(Stored data entries)
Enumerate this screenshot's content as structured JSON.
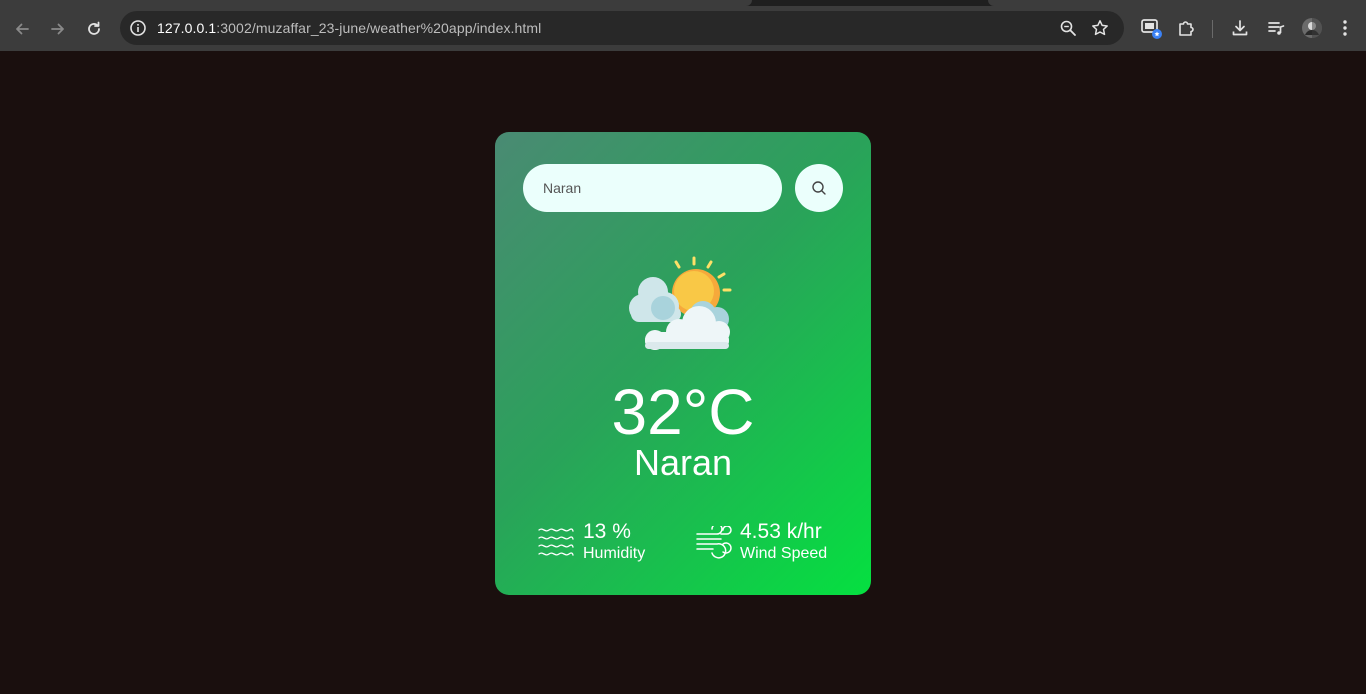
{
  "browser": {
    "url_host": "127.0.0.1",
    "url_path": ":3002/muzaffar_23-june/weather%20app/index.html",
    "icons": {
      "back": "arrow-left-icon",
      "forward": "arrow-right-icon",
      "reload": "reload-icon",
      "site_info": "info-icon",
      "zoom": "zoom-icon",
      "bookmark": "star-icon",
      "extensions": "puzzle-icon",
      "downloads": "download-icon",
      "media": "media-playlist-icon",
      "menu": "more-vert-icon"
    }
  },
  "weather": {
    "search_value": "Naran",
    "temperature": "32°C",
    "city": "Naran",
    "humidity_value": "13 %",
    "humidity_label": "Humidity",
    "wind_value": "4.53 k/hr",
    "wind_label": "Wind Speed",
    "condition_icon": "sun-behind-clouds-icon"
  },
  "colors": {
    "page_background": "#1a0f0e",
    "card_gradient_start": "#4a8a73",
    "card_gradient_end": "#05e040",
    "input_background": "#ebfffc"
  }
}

> Task statement
Restate the whole listing above exactly, except for its images.

> Result
Enumerate this screenshot's content as structured JSON.
{
  "browser": {
    "url_host": "127.0.0.1",
    "url_path": ":3002/muzaffar_23-june/weather%20app/index.html",
    "icons": {
      "back": "arrow-left-icon",
      "forward": "arrow-right-icon",
      "reload": "reload-icon",
      "site_info": "info-icon",
      "zoom": "zoom-icon",
      "bookmark": "star-icon",
      "extensions": "puzzle-icon",
      "downloads": "download-icon",
      "media": "media-playlist-icon",
      "menu": "more-vert-icon"
    }
  },
  "weather": {
    "search_value": "Naran",
    "temperature": "32°C",
    "city": "Naran",
    "humidity_value": "13 %",
    "humidity_label": "Humidity",
    "wind_value": "4.53 k/hr",
    "wind_label": "Wind Speed",
    "condition_icon": "sun-behind-clouds-icon"
  },
  "colors": {
    "page_background": "#1a0f0e",
    "card_gradient_start": "#4a8a73",
    "card_gradient_end": "#05e040",
    "input_background": "#ebfffc"
  }
}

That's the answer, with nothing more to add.